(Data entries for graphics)
::::::::::

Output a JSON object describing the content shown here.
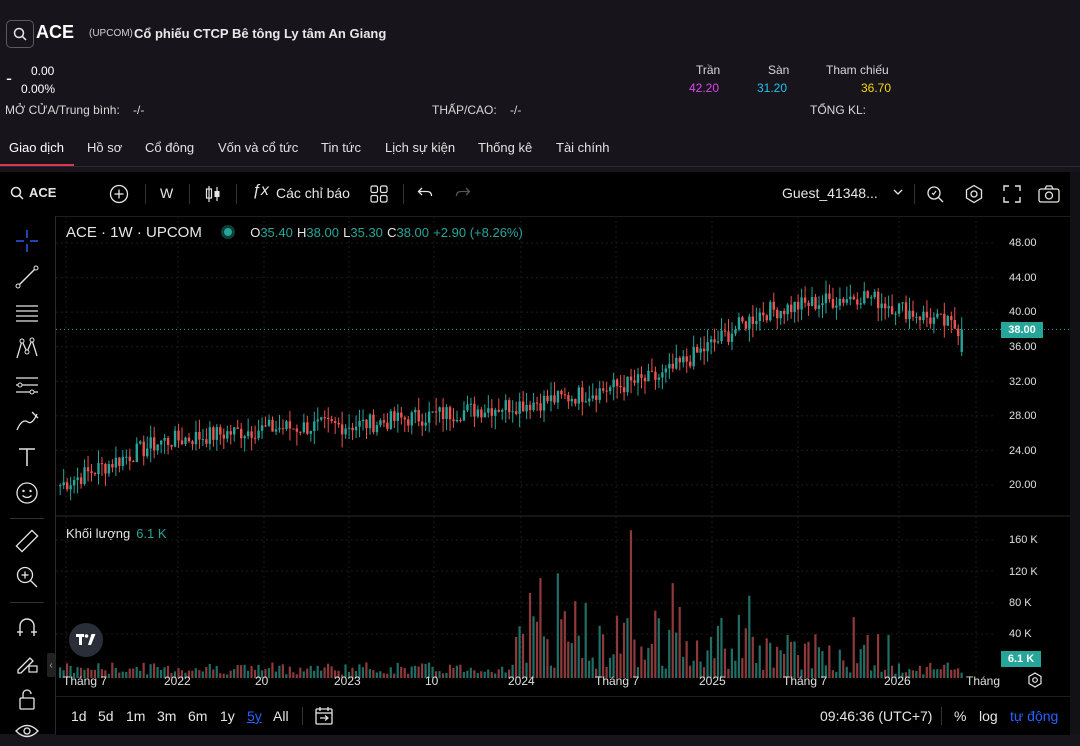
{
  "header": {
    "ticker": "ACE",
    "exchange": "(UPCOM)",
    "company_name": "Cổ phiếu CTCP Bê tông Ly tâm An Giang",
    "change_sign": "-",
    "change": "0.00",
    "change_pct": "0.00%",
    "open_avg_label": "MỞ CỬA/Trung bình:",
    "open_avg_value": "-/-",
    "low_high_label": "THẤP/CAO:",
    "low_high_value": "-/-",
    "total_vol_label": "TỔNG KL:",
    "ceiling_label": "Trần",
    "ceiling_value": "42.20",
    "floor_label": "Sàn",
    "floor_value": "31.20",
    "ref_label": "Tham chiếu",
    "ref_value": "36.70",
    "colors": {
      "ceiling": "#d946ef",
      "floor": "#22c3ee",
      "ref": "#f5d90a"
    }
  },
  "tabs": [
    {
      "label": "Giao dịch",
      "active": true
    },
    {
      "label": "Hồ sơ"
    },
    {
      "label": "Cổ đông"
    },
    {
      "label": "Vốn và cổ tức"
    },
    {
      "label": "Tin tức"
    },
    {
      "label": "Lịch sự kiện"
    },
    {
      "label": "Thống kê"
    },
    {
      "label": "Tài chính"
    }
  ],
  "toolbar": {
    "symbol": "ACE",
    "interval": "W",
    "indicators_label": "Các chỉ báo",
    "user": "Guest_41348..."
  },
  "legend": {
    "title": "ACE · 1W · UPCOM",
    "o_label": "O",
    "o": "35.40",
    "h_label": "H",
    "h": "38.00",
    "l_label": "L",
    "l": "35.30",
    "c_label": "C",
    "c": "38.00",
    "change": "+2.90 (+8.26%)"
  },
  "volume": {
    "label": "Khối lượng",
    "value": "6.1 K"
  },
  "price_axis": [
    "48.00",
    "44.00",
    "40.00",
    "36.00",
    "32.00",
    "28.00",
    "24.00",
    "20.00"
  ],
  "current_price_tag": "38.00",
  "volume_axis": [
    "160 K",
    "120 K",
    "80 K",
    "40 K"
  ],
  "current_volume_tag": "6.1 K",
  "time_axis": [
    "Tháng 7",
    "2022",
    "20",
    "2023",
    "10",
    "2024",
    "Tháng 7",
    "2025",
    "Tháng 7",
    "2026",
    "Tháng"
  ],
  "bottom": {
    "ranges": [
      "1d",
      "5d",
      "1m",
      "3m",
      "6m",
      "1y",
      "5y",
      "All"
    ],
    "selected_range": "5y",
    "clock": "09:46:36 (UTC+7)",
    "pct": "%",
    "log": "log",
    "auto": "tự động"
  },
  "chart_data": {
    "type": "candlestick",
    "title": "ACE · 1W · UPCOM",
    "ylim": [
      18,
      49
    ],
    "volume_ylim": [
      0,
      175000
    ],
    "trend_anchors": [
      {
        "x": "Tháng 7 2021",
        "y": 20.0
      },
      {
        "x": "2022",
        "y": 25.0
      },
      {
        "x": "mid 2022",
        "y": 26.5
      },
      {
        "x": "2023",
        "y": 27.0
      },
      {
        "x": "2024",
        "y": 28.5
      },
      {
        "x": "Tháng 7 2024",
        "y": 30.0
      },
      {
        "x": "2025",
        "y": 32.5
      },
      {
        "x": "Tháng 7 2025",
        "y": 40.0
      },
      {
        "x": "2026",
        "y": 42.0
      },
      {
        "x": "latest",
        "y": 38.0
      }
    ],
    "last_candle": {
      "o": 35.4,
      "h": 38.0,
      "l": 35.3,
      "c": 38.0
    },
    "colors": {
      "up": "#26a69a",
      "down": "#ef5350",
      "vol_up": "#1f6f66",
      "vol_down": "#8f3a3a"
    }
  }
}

::::::::::

Pictures in the records should not appear in your copy, but everything else must be transcribed exactly.

Exercise output:
Output a JSON object describing the content shown here.
{
  "header": {
    "ticker": "ACE",
    "exchange": "(UPCOM)",
    "company_name": "Cổ phiếu CTCP Bê tông Ly tâm An Giang",
    "change_sign": "-",
    "change": "0.00",
    "change_pct": "0.00%",
    "open_avg_label": "MỞ CỬA/Trung bình:",
    "open_avg_value": "-/-",
    "low_high_label": "THẤP/CAO:",
    "low_high_value": "-/-",
    "total_vol_label": "TỔNG KL:",
    "ceiling_label": "Trần",
    "ceiling_value": "42.20",
    "floor_label": "Sàn",
    "floor_value": "31.20",
    "ref_label": "Tham chiếu",
    "ref_value": "36.70",
    "colors": {
      "ceiling": "#d946ef",
      "floor": "#22c3ee",
      "ref": "#f5d90a"
    }
  },
  "tabs": [
    {
      "label": "Giao dịch",
      "active": true
    },
    {
      "label": "Hồ sơ"
    },
    {
      "label": "Cổ đông"
    },
    {
      "label": "Vốn và cổ tức"
    },
    {
      "label": "Tin tức"
    },
    {
      "label": "Lịch sự kiện"
    },
    {
      "label": "Thống kê"
    },
    {
      "label": "Tài chính"
    }
  ],
  "toolbar": {
    "symbol": "ACE",
    "interval": "W",
    "indicators_label": "Các chỉ báo",
    "user": "Guest_41348..."
  },
  "legend": {
    "title": "ACE · 1W · UPCOM",
    "o_label": "O",
    "o": "35.40",
    "h_label": "H",
    "h": "38.00",
    "l_label": "L",
    "l": "35.30",
    "c_label": "C",
    "c": "38.00",
    "change": "+2.90 (+8.26%)"
  },
  "volume": {
    "label": "Khối lượng",
    "value": "6.1 K"
  },
  "price_axis": [
    "48.00",
    "44.00",
    "40.00",
    "36.00",
    "32.00",
    "28.00",
    "24.00",
    "20.00"
  ],
  "current_price_tag": "38.00",
  "volume_axis": [
    "160 K",
    "120 K",
    "80 K",
    "40 K"
  ],
  "current_volume_tag": "6.1 K",
  "time_axis": [
    "Tháng 7",
    "2022",
    "20",
    "2023",
    "10",
    "2024",
    "Tháng 7",
    "2025",
    "Tháng 7",
    "2026",
    "Tháng"
  ],
  "bottom": {
    "ranges": [
      "1d",
      "5d",
      "1m",
      "3m",
      "6m",
      "1y",
      "5y",
      "All"
    ],
    "selected_range": "5y",
    "clock": "09:46:36 (UTC+7)",
    "pct": "%",
    "log": "log",
    "auto": "tự động"
  },
  "chart_data": {
    "type": "candlestick",
    "title": "ACE · 1W · UPCOM",
    "ylim": [
      18,
      49
    ],
    "volume_ylim": [
      0,
      175000
    ],
    "trend_anchors": [
      {
        "x": "Tháng 7 2021",
        "y": 20.0
      },
      {
        "x": "2022",
        "y": 25.0
      },
      {
        "x": "mid 2022",
        "y": 26.5
      },
      {
        "x": "2023",
        "y": 27.0
      },
      {
        "x": "2024",
        "y": 28.5
      },
      {
        "x": "Tháng 7 2024",
        "y": 30.0
      },
      {
        "x": "2025",
        "y": 32.5
      },
      {
        "x": "Tháng 7 2025",
        "y": 40.0
      },
      {
        "x": "2026",
        "y": 42.0
      },
      {
        "x": "latest",
        "y": 38.0
      }
    ],
    "last_candle": {
      "o": 35.4,
      "h": 38.0,
      "l": 35.3,
      "c": 38.0
    },
    "colors": {
      "up": "#26a69a",
      "down": "#ef5350",
      "vol_up": "#1f6f66",
      "vol_down": "#8f3a3a"
    }
  }
}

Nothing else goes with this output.